[ЗАДАНИЕ A]
В каком издательстве вышла книга, о которой говорится в тексте для чтения?

[ТЕКСТ ДЛЯ ЧТЕНИЯ]
------------------------------

Я много всего делал в жизни, даже музыку записывал, но эта книга — самое драгоценное и уязвимое. И то, что нашлись люди, которые решили это издать, очень круто. Не сравнится с тем, когда люди слушают твой подкаст, это что-то более глубокое. Ну и подкастами я зарабатываю, а книжками не заработаешь, и в этом тоже есть какая-то правда: все самые интересные вещи в жизни не приносят денег.
Бета-ридеры — это супер-супер-суперважно. Было огромное количество людей, которым я посылал текст: твиттер-друзья и просто друзья, которые любят читать. То, что меня мотивировали и говорили: «Да, это круто, рилейтебл, продолжай», позволило мне довести книгу до конца.
Когда я закончил писать, то пошел к друзьям, которые разбираются в литературе. У меня есть подруга Саша Сорокина, она преподает в Creative Writing School, и подружка Лиза Каменская из журнала «Незнание». Я показал им текст, и они сказали: «Отправляй в издательство, пожалуйста». Вышло опубликовать с третьей попытки в издательстве «Папье-маше». Я был очень рад, потому что там такие крутые книжки уже вышли.
Есть такая штука, синдром второго альбома. Когда первый альбом становится успешным, второй дается сложнее. Почему так происходит? Когда делаешь первые произведения, работаешь над ними дольше, чем делаешь их. Туда перерабатывается весь накопленный опыт. Второй текст, конечно, гораздо сложнее писать, но после этой книги я не смог остановиться. Но я решил подойти к письму основательнее. Первую книжку я просто взял и написал. И как я теперь понимаю, это не очень нормально. Вообще-то, это труд, на который нужно много времени потратить. Во мне точно раскрылась штука, которую уже сложно заткнуть.

------------------------------

[СТРОКИ ДЛЯ ОБРАБОТКИ]
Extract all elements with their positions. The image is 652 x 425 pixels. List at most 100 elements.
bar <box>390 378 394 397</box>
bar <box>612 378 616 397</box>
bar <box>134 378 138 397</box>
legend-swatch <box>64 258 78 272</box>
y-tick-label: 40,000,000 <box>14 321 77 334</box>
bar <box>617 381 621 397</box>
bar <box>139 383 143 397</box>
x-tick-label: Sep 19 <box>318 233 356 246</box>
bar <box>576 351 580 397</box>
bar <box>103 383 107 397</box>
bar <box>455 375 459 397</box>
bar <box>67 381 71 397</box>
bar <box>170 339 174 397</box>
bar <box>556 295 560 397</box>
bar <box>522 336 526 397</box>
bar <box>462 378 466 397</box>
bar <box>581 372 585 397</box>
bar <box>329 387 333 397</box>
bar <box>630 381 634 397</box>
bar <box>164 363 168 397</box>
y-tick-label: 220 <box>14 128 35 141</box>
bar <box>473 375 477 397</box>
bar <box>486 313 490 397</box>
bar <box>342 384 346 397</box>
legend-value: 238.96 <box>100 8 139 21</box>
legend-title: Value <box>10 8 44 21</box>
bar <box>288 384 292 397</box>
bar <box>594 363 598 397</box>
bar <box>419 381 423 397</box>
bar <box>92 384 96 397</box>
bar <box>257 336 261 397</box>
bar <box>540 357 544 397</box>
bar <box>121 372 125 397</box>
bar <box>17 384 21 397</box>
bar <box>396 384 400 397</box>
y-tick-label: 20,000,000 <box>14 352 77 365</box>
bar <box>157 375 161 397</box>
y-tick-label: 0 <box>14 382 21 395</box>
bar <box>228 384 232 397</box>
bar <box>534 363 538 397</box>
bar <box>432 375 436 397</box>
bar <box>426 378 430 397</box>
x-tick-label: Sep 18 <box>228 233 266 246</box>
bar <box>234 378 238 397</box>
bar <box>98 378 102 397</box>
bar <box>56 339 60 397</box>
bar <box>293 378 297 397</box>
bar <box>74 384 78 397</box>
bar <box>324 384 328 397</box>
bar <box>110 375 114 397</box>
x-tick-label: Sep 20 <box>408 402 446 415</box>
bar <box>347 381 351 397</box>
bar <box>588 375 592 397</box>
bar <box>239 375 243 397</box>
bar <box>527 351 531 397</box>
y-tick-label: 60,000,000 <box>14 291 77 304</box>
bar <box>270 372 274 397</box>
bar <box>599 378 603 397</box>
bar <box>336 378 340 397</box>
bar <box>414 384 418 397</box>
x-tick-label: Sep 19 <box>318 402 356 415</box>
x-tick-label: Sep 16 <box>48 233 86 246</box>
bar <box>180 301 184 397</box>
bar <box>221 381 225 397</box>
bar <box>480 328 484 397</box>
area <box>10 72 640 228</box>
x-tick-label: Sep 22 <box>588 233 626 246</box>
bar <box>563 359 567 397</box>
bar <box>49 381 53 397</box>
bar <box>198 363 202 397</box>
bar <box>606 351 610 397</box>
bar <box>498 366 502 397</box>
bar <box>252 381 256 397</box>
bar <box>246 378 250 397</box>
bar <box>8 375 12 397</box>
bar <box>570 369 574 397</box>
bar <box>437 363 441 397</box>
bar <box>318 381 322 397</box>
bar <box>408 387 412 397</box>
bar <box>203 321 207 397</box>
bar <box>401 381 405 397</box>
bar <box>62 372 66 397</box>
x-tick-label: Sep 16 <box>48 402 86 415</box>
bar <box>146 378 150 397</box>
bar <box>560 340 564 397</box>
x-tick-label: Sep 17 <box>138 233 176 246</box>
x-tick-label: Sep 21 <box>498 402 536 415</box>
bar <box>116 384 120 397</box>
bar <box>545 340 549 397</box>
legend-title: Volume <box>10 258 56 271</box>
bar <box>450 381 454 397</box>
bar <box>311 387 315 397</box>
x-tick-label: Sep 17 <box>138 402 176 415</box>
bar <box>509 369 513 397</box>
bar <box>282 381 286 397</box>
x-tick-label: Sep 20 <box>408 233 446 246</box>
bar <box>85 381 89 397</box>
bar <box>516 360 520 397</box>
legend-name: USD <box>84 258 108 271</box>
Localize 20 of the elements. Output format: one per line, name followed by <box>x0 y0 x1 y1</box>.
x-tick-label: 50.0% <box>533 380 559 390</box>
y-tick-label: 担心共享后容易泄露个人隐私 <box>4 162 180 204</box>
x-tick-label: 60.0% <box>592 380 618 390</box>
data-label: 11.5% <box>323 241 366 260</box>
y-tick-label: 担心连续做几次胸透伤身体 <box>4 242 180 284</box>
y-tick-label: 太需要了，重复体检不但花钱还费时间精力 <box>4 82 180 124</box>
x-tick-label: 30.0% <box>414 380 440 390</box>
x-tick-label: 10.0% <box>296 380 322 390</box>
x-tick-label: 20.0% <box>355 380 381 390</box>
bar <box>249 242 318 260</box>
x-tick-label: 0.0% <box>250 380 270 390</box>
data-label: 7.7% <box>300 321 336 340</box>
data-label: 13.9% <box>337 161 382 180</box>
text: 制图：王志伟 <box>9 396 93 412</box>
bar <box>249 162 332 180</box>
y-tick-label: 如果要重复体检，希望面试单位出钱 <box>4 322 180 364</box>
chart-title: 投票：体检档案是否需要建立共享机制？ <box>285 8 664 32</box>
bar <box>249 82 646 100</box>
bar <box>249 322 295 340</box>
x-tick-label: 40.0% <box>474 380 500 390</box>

------------------------------

[ЗАДАНИЕ B]
Перепишите без изменений отрезок строк от самой первой строки до строки, в которой есть «bar <box>594 363 598 397</box>», включая обе границы.

[ОТВЕТ A]
В издательстве «Папье-маше».

[ОТВЕТ B]
Extract all elements with their positions. The image is 652 x 425 pixels. List at most 100 elements.
bar <box>390 378 394 397</box>
bar <box>612 378 616 397</box>
bar <box>134 378 138 397</box>
legend-swatch <box>64 258 78 272</box>
y-tick-label: 40,000,000 <box>14 321 77 334</box>
bar <box>617 381 621 397</box>
bar <box>139 383 143 397</box>
x-tick-label: Sep 19 <box>318 233 356 246</box>
bar <box>576 351 580 397</box>
bar <box>103 383 107 397</box>
bar <box>455 375 459 397</box>
bar <box>67 381 71 397</box>
bar <box>170 339 174 397</box>
bar <box>556 295 560 397</box>
bar <box>522 336 526 397</box>
bar <box>462 378 466 397</box>
bar <box>581 372 585 397</box>
bar <box>329 387 333 397</box>
bar <box>630 381 634 397</box>
bar <box>164 363 168 397</box>
y-tick-label: 220 <box>14 128 35 141</box>
bar <box>473 375 477 397</box>
bar <box>486 313 490 397</box>
bar <box>342 384 346 397</box>
legend-value: 238.96 <box>100 8 139 21</box>
legend-title: Value <box>10 8 44 21</box>
bar <box>288 384 292 397</box>
bar <box>594 363 598 397</box>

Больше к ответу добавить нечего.